[Tâche courte 1] Recopiez mot pour mot l'intégralité de l'extrait sur le multiculturalisme dans l'audiovisuel britannique.

[Extrait]
+++
La particularité du Royaume-Uni réside aussi dans la reconnaissance et la promotion du multiculturalisme où s’expriment facilement les diverses communautés. Une telle conception de la représentation des diversités s’est prolongée très tôt dans la politique audiovisuelle du service public britannique, contrairement à la France. Le Conseil Supérieur de l’Audiovisuel (CSA) s’y réfère pour évoquer les dispositions mises en place à l’étranger en citant notamment L’Independant Television Commission (ITC) qui a adopté des dispositions concernant l’emploi et l’égalité des chances au sein des chaînes entre personnes de différents groupes ethniques (Lettre du CSA n°172, avril 2004). Pour la programmation, l’ITC incite les différents responsables à faire en sorte que les personnes issues des minorités ethniques apparaissent dans la programmation générale. L’étude menée par Andrea Millwood Hargrave en 2002 sur la télédiffusion du multiculturalisme souligne que les différents opérateurs ont conscience de l’importance représentée par une programmation mettant en scène des minorités ethniques et conclut à une sensible amélioration.

« Television research which tracks the levels of representation of minority ethnic groups on-screen has shown slow progress over the years” (Andrea Millwood Hargrave, 2002, p. 9)
+++
[Jeu d'enregistrements]
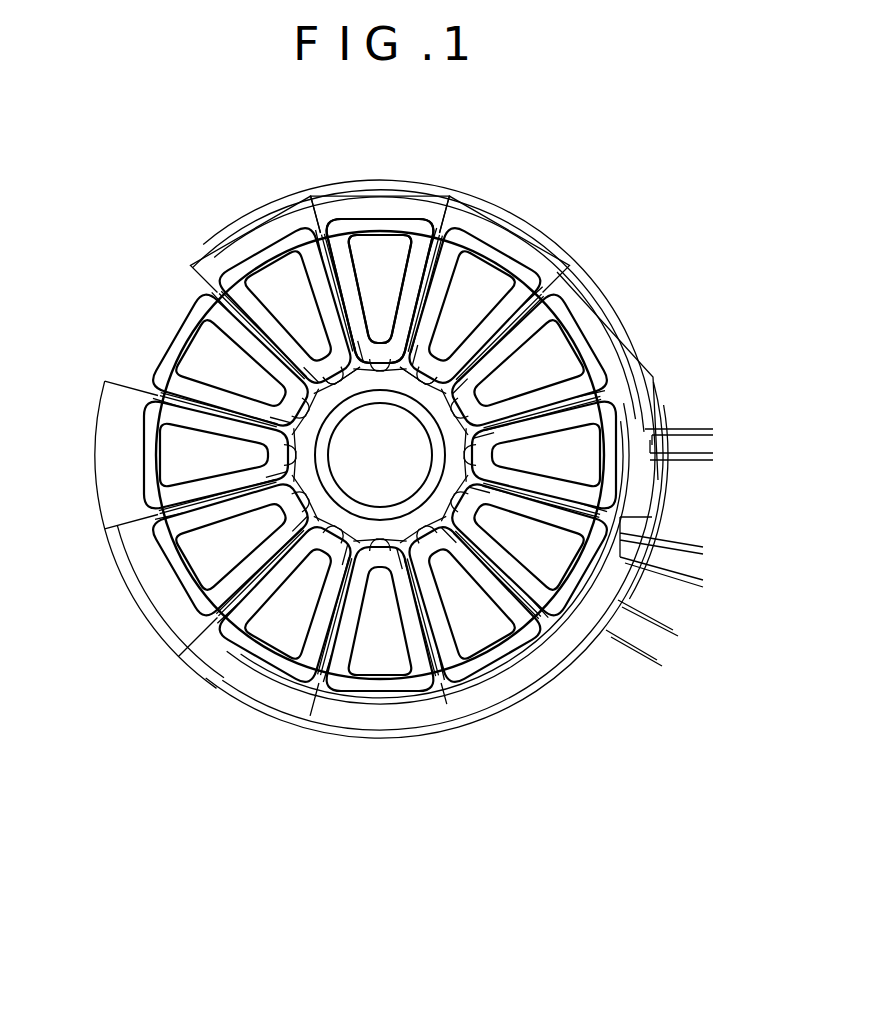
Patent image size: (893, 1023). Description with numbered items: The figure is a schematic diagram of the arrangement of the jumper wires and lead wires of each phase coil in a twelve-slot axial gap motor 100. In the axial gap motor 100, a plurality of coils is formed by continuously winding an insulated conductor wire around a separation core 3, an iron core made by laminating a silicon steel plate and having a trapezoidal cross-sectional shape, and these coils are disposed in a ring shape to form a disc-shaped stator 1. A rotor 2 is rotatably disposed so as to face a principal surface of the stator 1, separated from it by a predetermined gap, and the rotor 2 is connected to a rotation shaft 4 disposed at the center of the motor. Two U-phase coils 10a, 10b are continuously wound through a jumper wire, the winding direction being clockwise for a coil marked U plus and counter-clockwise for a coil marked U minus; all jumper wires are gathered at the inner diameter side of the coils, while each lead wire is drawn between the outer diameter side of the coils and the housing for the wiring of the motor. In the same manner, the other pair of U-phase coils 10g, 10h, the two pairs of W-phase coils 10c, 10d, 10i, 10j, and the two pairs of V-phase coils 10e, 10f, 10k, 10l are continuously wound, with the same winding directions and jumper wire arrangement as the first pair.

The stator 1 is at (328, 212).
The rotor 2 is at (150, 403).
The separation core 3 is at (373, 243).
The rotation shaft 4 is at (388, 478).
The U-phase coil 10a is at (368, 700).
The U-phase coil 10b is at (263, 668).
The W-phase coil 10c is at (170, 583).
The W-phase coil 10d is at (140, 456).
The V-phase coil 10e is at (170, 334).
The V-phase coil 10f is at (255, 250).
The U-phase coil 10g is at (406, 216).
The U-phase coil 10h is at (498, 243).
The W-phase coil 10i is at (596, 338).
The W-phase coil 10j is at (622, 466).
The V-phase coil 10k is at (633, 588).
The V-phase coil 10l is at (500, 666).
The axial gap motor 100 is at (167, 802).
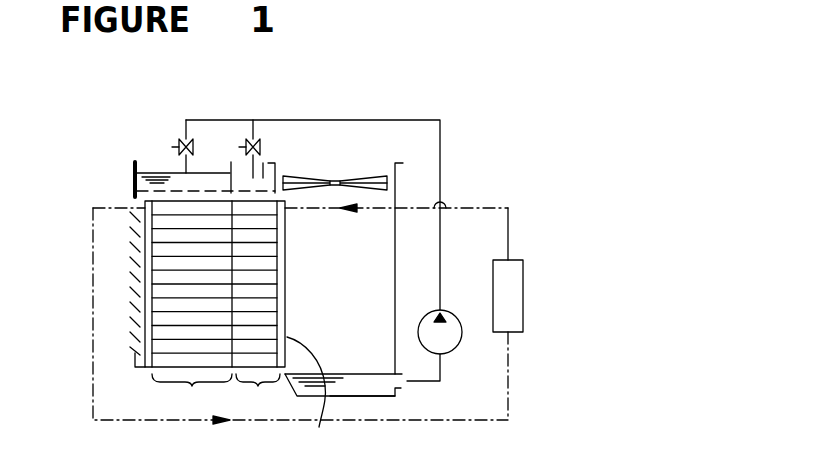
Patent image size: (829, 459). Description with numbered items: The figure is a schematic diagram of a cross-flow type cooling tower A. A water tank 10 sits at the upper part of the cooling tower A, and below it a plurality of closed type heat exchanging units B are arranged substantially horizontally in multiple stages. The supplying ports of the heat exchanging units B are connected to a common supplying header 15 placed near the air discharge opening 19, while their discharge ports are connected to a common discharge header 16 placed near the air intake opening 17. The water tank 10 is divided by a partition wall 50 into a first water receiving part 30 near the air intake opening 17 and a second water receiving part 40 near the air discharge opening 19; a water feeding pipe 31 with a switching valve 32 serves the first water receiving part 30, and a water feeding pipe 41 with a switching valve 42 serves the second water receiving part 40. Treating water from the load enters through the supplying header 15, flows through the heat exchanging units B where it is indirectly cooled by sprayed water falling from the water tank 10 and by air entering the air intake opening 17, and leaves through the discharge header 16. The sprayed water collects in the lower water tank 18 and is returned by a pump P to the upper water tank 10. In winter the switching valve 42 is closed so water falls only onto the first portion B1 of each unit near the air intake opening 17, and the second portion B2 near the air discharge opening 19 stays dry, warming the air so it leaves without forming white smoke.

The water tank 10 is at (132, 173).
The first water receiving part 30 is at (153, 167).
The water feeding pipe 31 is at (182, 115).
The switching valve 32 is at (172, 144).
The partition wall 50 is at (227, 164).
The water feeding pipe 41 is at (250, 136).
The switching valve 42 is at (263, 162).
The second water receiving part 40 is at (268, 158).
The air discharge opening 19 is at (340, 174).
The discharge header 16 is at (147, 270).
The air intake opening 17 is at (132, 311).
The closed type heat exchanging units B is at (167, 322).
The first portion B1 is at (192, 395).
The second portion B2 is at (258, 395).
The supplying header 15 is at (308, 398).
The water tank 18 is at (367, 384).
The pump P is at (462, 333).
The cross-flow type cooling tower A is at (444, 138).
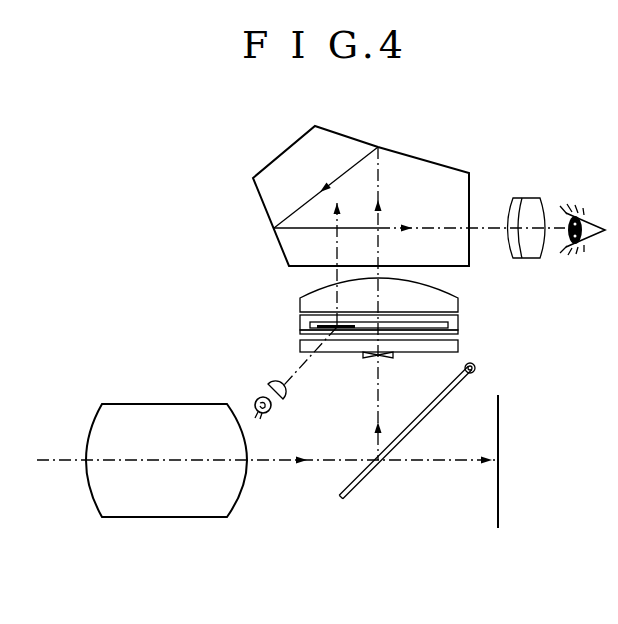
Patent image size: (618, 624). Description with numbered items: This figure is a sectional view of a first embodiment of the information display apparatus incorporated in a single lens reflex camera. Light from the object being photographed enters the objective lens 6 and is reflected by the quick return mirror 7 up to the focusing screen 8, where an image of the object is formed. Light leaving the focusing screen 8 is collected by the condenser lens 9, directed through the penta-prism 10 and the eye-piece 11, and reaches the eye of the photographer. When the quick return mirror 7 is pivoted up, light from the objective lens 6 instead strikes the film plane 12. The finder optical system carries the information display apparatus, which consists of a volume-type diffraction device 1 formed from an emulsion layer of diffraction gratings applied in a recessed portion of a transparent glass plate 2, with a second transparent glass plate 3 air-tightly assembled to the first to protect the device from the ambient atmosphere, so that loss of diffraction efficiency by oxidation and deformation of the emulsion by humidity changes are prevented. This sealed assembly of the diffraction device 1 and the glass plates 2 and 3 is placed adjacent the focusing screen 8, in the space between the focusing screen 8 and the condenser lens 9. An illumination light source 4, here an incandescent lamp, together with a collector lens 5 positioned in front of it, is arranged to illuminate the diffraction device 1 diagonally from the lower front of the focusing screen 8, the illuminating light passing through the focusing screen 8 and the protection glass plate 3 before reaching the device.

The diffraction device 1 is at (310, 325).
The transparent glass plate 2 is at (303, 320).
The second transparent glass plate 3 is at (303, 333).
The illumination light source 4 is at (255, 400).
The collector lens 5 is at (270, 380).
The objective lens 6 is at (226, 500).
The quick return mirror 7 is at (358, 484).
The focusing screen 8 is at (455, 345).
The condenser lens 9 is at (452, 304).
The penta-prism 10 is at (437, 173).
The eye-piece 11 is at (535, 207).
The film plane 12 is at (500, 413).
+++
[Tâche courte 2] Réécrivez la portion des enregistrements qui commence au tout début des enregistrements et se termine à la ligne contenant « The U-phase coil 10a is at (368, 700). », incluse, en remplaçant « schematic diagram » par « simplified drawing » et en laissant tout le reste intact. Omettez les images dans votre réponse.

[Réponse correcte 1]
La particularité du Royaume-Uni réside aussi dans la reconnaissance et la promotion du multiculturalisme où s’expriment facilement les diverses communautés. Une telle conception de la représentation des diversités s’est prolongée très tôt dans la politique audiovisuelle du service public britannique, contrairement à la France. Le Conseil Supérieur de l’Audiovisuel (CSA) s’y réfère pour évoquer les dispositions mises en place à l’étranger en citant notamment L’Independant Television Commission (ITC) qui a adopté des dispositions concernant l’emploi et l’égalité des chances au sein des chaînes entre personnes de différents groupes ethniques (Lettre du CSA n°172, avril 2004). Pour la programmation, l’ITC incite les différents responsables à faire en sorte que les personnes issues des minorités ethniques apparaissent dans la programmation générale. L’étude menée par Andrea Millwood Hargrave en 2002 sur la télédiffusion du multiculturalisme souligne que les différents opérateurs ont conscience de l’importance représentée par une programmation mettant en scène des minorités ethniques et conclut à une sensible amélioration.

« Television research which tracks the levels of representation of minority ethnic groups on-screen has shown slow progress over the years” (Andrea Millwood Hargrave, 2002, p. 9)

[Réponse correcte 2]
Patent image size: (893, 1023). Description with numbered items: The figure is a simplified drawing of the arrangement of the jumper wires and lead wires of each phase coil in a twelve-slot axial gap motor 100. In the axial gap motor 100, a plurality of coils is formed by continuously winding an insulated conductor wire around a separation core 3, an iron core made by laminating a silicon steel plate and having a trapezoidal cross-sectional shape, and these coils are disposed in a ring shape to form a disc-shaped stator 1. A rotor 2 is rotatably disposed so as to face a principal surface of the stator 1, separated from it by a predetermined gap, and the rotor 2 is connected to a rotation shaft 4 disposed at the center of the motor. Two U-phase coils 10a, 10b are continuously wound through a jumper wire, the winding direction being clockwise for a coil marked U plus and counter-clockwise for a coil marked U minus; all jumper wires are gathered at the inner diameter side of the coils, while each lead wire is drawn between the outer diameter side of the coils and the housing for the wiring of the motor. In the same manner, the other pair of U-phase coils 10g, 10h, the two pairs of W-phase coils 10c, 10d, 10i, 10j, and the two pairs of V-phase coils 10e, 10f, 10k, 10l are continuously wound, with the same winding directions and jumper wire arrangement as the first pair.

The stator 1 is at (328, 212).
The rotor 2 is at (150, 403).
The separation core 3 is at (373, 243).
The rotation shaft 4 is at (388, 478).
The U-phase coil 10a is at (368, 700).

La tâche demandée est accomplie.